» EXERCISE 1
In the Blue Christmas article, rewrite the passage between "Sharon Van de" and "told her friend.", inclusive, changing "embrace" to "hug".
» EXERCISE 2
Answer these questions using the article about Blue Christmas services:
(a) About how many people attended the Tuesday service at the Cannon Memorial Chapel?
(b) How long was Sharon Van de Walle married to her husband?
(c) On what day does the year's shortest day fall this year?
» EXERCISE 3
Carry on writing the article about Blue Christmas services, starting after its final paragraph.

RICHMOND, Va. (AP) - There were no jolly Christmas carols to be found at the Cannon Memorial Chapel. No festive branches of holly. No smiling faces or hearty wishes of happiness.
Instead, somber piano music echoed in the hushed church. Dead branches were lain on a table covered in blue cloth, representing the "winter of our souls." Men and women held each other and cried.
"This is not a traditional Christmas service," Chaplain Kate O'Dwyer Randall began, opening the church's nondenominational "Blue Christmas" service on Tuesday, which drew around 60 people.
The University of Richmond's chapel is one of many churches across North America offering Blue Christmas services this year, aimed at addressing a season that brings many people depression and grief rather than comfort and joy.
"Holidays in our culture are often about families, and families are not always happy institutions," said O'Dwyer Randall, who once worked as a grief counselor. "I think that particularly if you're facing a death or a divorce, the 'empty chair syndrome' becomes very real at this time of year."
Sharon Van de Walle feels that emptiness. Her husband of 40 years died suddenly earlier this month.
"This just is a preparation for Christmas, which is going to be rather difficult," she said tearfully.
Her friend, Anita McCabe, consoled her with a warm embrace.
"And it's a good place to have a cry and no one will mind," she told her friend.
Some churches refer to such programs as "Longest Night" services and hold them on the shortest day — and therefore, the longest night — of the year. This year, that falls on Thursday.

» DATA FOR REVIEW
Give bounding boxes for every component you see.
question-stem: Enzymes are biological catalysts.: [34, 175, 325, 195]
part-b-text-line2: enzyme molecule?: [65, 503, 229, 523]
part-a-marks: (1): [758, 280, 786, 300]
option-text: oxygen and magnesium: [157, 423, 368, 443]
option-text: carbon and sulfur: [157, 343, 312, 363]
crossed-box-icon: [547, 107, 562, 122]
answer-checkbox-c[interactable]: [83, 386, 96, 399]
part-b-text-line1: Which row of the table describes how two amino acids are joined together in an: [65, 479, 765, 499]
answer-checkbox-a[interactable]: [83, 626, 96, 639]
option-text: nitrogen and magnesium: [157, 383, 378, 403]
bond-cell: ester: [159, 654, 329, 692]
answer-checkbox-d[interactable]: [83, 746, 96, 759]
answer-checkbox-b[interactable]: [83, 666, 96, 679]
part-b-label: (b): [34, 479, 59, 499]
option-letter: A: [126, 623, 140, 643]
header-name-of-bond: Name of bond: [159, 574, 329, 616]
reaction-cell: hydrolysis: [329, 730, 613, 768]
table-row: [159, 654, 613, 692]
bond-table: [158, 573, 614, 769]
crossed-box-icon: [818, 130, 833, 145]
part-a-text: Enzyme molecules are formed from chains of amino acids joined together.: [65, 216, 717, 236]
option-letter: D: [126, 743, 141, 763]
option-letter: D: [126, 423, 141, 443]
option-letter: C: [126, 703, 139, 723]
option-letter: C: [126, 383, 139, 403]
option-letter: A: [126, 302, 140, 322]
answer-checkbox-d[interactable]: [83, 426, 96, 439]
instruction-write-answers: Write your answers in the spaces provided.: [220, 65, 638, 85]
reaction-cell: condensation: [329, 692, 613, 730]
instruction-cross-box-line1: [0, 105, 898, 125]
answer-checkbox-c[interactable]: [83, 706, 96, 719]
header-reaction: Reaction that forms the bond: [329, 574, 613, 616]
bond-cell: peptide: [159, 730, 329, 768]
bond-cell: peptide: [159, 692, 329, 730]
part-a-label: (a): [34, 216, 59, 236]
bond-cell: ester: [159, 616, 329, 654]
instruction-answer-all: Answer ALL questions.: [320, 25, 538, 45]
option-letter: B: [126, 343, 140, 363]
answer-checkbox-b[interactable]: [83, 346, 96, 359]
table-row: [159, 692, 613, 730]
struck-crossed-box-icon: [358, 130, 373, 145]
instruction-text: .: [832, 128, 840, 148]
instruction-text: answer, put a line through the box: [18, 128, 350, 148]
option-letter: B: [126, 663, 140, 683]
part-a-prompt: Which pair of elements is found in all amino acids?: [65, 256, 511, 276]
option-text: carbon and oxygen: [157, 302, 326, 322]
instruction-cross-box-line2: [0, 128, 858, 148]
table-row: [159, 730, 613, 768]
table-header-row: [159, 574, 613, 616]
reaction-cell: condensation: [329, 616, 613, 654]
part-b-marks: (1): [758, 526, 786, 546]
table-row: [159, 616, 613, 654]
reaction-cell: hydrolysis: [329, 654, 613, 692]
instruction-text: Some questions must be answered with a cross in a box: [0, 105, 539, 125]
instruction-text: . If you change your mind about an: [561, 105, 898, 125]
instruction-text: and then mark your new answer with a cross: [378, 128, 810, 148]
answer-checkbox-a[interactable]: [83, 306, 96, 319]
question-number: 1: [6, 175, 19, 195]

» ANSWER 1
Sharon Van de Walle feels that emptiness. Her husband of 40 years died suddenly earlier this month.
"This just is a preparation for Christmas, which is going to be rather difficult," she said tearfully.
Her friend, Anita McCabe, consoled her with a warm hug.
"And it's a good place to have a cry and no one will mind," she told her friend.

» ANSWER 2
(a) Around 60 people.
(b) 40 years.
(c) Thursday.

» ANSWER 3
"I find in my ministry that there's quite a bit of pastoral work to be done in December. It just seems that whatever griefs or pain people have increase in this time," said Rev. Cynthia Maybeck, pastor of the Trinity Church of Northborough, Massachusetts, which has been offering "Longest Night" services for more than a decade. "Everything on the commercials is 'Ho, ho, ho, Merry Christmas, such a season of tidings and great joy' — and there's a lot of people whose hearts are breaking."
While some may find the "Blue Christmas" concept unusual, it serves an important function, said O'Dwyer Randall, who lost her brother two years ago and feels the grief more acutely at Christmas.
"I think something people don't think about around grief is they just want to avoid it," she said. "The biggest sigh of relief for people who are grieving comes when you name it. When you say, 'Hey, you're probably having a hard year.' When you say the person's name."
Her sermon Tuesday drew a parallel between the journey toward hope and the three wise men, who walked through cold and darkness toward the light of a star.
Later, she and others placed blue flowers on the dead branches, symbolically transforming them into something blooming and alive.
Frank Minter, 21, gazed up at the light streaming through the church's circular stained glass window. His mind was on his mother, who died unexpectedly last month after a battle with multiple sclerosis.
"We're not sure how the holidays will play out," he said softly. "So this was a chance to enjoy the holiday season, because this is certain. And in uncertain times, even a little bit of certainness is helpful."
This is the first Christmas 77-year-old Charles Minter Jr., will have to celebrate without his wife Barbara, whom he was married to, he says with a sad smile, for "57 years, four months and three days." They married just 19 days after they met. In May, she succumbed to cancer.
"I hate the holidays. I see the lights and Christmas — I just get the chills," he said. "I hope this is gonna help."